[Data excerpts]
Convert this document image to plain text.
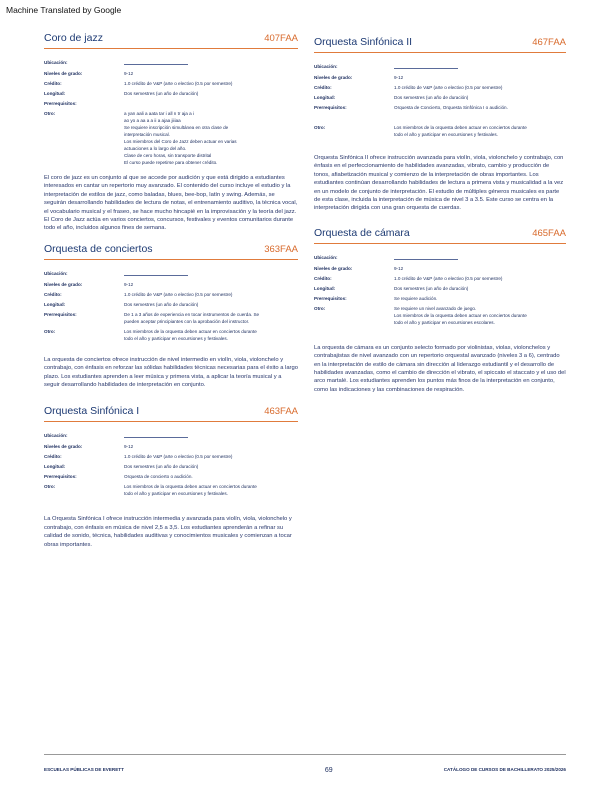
Machine Translated by Google
Coro de jazz	407FAA
Ubicación:
Niveles de grado:	9-12
Crédito:	1.0 crédito de V&P (arte o electivo (0.5 por semestre)
Longitud:	Dos semestres (un año de duración)
Prerrequisitos:
Otro:	a yan aali a aata tar i all n tr aja a i
ao yo a aa a a ii a ajaa jiiiaa
Se requiere inscripción simultánea en otra clase de
interpretación musical.
Los miembros del Coro de Jazz deben actuar en varias
actuaciones a lo largo del año.
Clase de cero horas, sin transporte distrital
El curso puede repetirse para obtener crédito.
El coro de jazz es un conjunto al que se accede por audición y que está dirigido a estudiantes interesados en cantar un repertorio muy avanzado. El contenido del curso incluye el estudio y la interpretación de estilos de jazz, como baladas, blues, bee-bop, latín y swing. Además, se seguirán desarrollando habilidades de lectura de notas, el entrenamiento auditivo, la técnica vocal, el vocabulario musical y el fraseo, se hace mucho hincapié en la improvisación y la teoría del jazz. El Coro de Jazz actúa en varios conciertos, concursos, festivales y eventos comunitarios durante todo el año, incluidos algunos fines de semana.
Orquesta de conciertos	363FAA
Ubicación:
Niveles de grado:	9-12
Crédito:	1.0 crédito de V&P (arte o electivo (0.5 por semestre)
Longitud:	Dos semestres (un año de duración)
Prerrequisitos:	De 1 a 3 años de experiencia en tocar instrumentos de cuerda. Se
pueden aceptar principiantes con la aprobación del instructor.
Otro:	Los miembros de la orquesta deben actuar en conciertos durante
todo el año y participar en excursiones y festivales.
La orquesta de conciertos ofrece instrucción de nivel intermedio en violín, viola, violonchelo y contrabajo, con énfasis en reforzar las sólidas habilidades técnicas necesarias para el éxito a largo plazo. Los estudiantes aprenden a leer música y primera vista, a aplicar la teoría musical y a seguir desarrollando habilidades de interpretación en conjunto.
Orquesta Sinfónica I	463FAA
Ubicación:
Niveles de grado:	9-12
Crédito:	1.0 crédito de V&P (arte o electivo (0.5 por semestre)
Longitud:	Dos semestres (un año de duración)
Prerrequisitos:	Orquesta de concierto o audición.
Otro:	Los miembros de la orquesta deben actuar en conciertos durante
todo el año y participar en excursiones y festivales.
La Orquesta Sinfónica I ofrece instrucción intermedia y avanzada para violín, viola, violonchelo y contrabajo, con énfasis en música de nivel 2,5 a 3,5. Los estudiantes aprenderán a refinar su calidad de sonido, técnica, habilidades auditivas y conocimientos musicales y comienzan a tocar obras importantes.
Orquesta Sinfónica II	467FAA
Ubicación:
Niveles de grado:	9-12
Crédito:	1.0 crédito de V&P (arte o electivo (0.5 por semestre)
Longitud:	Dos semestres (un año de duración)
Prerrequisitos:	Orquesta de Concierto, Orquesta Sinfónica I o audición.
Otro:	Los miembros de la orquesta deben actuar en conciertos durante
todo el año y participar en excursiones y festivales.
Orquesta Sinfónica II ofrece instrucción avanzada para violín, viola, violonchelo y contrabajo, con énfasis en el perfeccionamiento de habilidades avanzadas, vibrato, cambio y producción de tonos, afiabetización musical y comienzo de la interpretación de obras importantes. Los estudiantes continúan desarrollando habilidades de lectura a primera vista y musicalidad a la vez en un modelo de conjunto de interpretación. El estudio de múltiples géneros musicales es parte de esta clase, incluida la interpretación de música de nivel 3 a 3.5. Este curso se centra en la interpretación dirigida con una gran orquesta de cuerdas.
Orquesta de cámara	465FAA
Ubicación:
Niveles de grado:	9-12
Crédito:	1.0 crédito de V&P (arte o electivo (0.5 por semestre)
Longitud:	Dos semestres (un año de duración)
Prerrequisitos:	Se requiere audición.
Otro:	Se requiere un nivel avanzado de juego.
Los miembros de la orquesta deben actuar en conciertos durante
todo el año y participar en excursiones escolares.
La orquesta de cámara es un conjunto selecto formado por violinistas, violas, violonchelos y contrabajistas de nivel avanzado con un repertorio orquestal avanzado (niveles 3 a 6), centrado en la interpretación de estilo de cámara sin dirección al liderazgo estudiantil y el desarrollo de habilidades avanzadas, como el cambio de dirección el vibrato, el spiccato el staccato y el uso del arco martalé. Los estudiantes aprenden los puntos más finos de la interpretación en conjunto, como las indicaciones y las combinaciones de respiración.
ESCUELAS PÚBLICAS DE EVERETT	69	CATÁLOGO DE CURSOS DE BACHILLERATO 2025/2026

### SET EXERCISE
Each line in the entries above that includes the string "largo" should be extracted.

### EXPECTED OUTPUT
actuaciones a lo largo del año.
La orquesta de conciertos ofrece instrucción de nivel intermedio en violín, viola, violonchelo y contrabajo, con énfasis en reforzar las sólidas habilidades técnicas necesarias para el éxito a largo plazo. Los estudiantes aprenden a leer música y primera vista, a aplicar la teoría musical y a seguir desarrollando habilidades de interpretación en conjunto.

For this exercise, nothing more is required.